▶ _EXERCISE DATA_
*****

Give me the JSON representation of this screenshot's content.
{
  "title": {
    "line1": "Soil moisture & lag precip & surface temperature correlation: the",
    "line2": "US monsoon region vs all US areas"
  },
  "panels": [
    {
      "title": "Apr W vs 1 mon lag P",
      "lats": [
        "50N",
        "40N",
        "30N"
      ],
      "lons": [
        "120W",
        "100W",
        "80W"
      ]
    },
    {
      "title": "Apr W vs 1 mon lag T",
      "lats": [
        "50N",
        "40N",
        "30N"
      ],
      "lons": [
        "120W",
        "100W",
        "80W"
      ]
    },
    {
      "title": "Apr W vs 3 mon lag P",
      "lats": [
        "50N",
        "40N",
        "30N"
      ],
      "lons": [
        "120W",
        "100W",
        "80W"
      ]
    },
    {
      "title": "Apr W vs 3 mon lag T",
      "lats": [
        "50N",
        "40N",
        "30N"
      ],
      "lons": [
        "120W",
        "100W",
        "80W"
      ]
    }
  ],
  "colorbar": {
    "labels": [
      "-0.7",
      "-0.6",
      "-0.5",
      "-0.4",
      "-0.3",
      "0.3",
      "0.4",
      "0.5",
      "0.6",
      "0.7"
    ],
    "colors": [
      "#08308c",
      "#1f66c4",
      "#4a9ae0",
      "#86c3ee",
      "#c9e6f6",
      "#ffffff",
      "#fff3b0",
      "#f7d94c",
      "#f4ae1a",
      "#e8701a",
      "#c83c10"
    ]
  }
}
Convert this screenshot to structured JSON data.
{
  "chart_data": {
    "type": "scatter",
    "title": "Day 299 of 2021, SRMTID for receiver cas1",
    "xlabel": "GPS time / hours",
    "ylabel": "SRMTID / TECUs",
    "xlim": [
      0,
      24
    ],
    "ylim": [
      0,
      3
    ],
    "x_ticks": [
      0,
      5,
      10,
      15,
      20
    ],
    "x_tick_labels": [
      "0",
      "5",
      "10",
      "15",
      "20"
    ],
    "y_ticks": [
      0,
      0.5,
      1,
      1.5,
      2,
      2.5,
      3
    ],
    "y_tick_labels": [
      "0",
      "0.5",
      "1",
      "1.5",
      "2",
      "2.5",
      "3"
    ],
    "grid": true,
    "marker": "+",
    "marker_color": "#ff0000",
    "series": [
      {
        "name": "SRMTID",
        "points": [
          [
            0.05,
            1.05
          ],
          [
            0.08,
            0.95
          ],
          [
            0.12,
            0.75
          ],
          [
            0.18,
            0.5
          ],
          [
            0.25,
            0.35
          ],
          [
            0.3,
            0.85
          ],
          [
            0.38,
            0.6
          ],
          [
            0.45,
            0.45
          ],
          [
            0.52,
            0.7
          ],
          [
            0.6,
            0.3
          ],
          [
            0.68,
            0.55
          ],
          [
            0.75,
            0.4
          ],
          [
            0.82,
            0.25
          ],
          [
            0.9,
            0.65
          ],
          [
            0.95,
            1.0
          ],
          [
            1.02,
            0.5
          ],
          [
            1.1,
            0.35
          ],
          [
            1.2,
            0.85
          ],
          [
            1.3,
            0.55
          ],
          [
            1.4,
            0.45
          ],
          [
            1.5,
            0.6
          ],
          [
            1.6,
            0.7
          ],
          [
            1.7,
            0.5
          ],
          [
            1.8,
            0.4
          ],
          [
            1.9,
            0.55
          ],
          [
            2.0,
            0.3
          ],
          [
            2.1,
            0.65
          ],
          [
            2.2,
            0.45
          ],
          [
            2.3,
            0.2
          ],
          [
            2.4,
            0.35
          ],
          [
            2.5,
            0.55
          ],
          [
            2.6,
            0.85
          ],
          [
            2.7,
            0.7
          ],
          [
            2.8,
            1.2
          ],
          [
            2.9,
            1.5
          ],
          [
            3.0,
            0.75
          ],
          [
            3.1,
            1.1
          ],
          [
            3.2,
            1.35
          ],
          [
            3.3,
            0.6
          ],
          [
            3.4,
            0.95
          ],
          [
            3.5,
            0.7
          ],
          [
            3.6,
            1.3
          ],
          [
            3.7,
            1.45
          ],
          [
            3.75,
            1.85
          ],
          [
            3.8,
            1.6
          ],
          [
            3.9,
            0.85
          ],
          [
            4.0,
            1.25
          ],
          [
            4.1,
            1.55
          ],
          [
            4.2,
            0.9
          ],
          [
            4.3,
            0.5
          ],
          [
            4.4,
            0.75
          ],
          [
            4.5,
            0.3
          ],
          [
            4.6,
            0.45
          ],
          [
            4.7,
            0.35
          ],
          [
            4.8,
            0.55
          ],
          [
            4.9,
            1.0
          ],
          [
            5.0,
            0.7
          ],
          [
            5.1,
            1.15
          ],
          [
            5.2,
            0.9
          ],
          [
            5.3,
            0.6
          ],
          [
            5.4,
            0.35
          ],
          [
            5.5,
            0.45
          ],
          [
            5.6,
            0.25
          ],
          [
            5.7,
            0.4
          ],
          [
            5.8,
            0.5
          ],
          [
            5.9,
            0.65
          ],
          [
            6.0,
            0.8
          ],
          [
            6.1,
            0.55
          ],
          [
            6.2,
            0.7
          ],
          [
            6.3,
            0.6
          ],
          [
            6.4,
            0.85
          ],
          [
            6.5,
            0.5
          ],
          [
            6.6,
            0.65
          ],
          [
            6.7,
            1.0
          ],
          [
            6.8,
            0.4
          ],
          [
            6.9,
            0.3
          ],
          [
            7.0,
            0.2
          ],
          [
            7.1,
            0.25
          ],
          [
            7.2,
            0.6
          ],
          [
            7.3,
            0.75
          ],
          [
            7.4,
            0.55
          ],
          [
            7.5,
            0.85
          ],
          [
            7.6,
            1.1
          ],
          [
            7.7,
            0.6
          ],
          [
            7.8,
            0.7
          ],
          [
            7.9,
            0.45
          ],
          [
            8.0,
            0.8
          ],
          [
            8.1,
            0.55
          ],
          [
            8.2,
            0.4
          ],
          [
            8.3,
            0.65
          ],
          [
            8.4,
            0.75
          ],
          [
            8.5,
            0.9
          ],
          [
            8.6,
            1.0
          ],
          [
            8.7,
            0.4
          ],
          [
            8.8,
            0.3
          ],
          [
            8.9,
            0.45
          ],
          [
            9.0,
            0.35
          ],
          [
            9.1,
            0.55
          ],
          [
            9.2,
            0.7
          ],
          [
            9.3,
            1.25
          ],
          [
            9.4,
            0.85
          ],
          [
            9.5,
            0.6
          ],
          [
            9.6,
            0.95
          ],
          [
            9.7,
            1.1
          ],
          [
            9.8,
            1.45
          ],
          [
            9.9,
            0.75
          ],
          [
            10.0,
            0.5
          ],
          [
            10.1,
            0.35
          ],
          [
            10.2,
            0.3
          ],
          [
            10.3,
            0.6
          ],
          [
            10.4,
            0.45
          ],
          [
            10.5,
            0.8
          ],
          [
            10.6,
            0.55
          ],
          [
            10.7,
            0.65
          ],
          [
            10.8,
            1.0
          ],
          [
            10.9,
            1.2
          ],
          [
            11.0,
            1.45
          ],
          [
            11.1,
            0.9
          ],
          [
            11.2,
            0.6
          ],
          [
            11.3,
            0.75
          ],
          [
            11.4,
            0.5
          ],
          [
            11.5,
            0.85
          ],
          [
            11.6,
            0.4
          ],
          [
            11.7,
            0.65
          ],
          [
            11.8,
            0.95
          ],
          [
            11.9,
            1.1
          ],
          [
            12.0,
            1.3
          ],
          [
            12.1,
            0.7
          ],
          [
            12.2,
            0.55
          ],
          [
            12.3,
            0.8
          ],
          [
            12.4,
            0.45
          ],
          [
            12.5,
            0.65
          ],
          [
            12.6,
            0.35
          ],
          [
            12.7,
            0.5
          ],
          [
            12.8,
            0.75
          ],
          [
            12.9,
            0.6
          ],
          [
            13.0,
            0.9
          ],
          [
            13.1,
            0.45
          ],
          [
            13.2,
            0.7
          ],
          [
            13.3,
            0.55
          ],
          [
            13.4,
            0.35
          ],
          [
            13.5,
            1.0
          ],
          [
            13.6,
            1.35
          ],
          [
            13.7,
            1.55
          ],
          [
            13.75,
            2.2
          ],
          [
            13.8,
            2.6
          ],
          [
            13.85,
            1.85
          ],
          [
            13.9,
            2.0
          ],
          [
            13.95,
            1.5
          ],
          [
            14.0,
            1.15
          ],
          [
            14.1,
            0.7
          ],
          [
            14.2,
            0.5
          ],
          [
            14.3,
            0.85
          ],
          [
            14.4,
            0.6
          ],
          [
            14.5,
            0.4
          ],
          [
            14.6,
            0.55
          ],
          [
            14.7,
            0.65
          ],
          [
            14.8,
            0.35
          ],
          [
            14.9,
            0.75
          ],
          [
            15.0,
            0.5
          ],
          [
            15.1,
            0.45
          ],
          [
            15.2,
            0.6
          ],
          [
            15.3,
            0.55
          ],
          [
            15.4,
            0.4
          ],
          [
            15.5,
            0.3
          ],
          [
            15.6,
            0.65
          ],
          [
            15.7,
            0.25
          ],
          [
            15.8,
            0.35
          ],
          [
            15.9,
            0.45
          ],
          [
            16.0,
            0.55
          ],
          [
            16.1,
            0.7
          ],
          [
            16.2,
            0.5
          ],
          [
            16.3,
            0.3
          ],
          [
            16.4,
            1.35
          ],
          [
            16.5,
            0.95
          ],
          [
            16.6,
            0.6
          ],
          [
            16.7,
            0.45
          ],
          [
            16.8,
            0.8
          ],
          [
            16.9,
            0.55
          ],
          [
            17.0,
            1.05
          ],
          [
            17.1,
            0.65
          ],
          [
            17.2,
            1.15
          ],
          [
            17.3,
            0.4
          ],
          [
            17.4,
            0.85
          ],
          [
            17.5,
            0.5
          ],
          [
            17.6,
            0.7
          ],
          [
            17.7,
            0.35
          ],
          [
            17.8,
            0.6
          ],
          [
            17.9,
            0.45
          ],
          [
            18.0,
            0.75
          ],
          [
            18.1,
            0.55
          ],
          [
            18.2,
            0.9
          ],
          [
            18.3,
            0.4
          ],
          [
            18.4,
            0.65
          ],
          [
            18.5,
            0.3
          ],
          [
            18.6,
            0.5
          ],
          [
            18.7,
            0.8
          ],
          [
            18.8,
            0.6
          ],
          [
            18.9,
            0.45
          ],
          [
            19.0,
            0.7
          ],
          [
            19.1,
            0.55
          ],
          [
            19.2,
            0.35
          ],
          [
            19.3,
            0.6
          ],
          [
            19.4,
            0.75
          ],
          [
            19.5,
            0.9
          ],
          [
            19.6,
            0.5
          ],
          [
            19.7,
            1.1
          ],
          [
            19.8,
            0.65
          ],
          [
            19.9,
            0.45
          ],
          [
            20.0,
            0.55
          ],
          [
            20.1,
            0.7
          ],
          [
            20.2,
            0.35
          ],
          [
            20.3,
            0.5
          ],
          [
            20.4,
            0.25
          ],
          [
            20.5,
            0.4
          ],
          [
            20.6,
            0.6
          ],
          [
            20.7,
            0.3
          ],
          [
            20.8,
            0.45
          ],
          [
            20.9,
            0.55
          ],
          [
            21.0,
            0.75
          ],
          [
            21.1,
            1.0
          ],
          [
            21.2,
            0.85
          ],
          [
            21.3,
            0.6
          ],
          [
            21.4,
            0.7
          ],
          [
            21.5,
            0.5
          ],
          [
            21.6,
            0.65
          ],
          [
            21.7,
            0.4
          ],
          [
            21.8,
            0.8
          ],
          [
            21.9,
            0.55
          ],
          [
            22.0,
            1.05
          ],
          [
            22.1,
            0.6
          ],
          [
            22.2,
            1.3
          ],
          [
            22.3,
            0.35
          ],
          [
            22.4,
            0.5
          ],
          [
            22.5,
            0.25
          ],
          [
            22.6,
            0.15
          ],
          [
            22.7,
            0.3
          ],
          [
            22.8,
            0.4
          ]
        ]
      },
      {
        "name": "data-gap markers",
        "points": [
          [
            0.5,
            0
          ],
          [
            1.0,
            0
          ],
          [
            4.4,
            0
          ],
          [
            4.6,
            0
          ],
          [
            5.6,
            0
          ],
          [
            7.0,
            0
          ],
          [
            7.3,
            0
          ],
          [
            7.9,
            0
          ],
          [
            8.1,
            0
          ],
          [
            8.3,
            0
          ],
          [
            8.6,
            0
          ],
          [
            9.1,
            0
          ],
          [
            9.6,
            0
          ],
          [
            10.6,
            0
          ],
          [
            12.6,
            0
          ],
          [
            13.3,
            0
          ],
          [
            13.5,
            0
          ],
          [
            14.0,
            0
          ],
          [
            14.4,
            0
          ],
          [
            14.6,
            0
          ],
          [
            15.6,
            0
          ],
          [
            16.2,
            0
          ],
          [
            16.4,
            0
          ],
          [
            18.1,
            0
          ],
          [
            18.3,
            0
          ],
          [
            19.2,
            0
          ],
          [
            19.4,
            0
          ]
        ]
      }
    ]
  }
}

*****

Report back each line of the entries that holds the string "title".

▶ _OUTPUT BELOW_
  "title": {
      "title": "Apr W vs 1 mon lag P",
      "title": "Apr W vs 1 mon lag T",
      "title": "Apr W vs 3 mon lag P",
      "title": "Apr W vs 3 mon lag T",
    "title": "Day 299 of 2021, SRMTID for receiver cas1",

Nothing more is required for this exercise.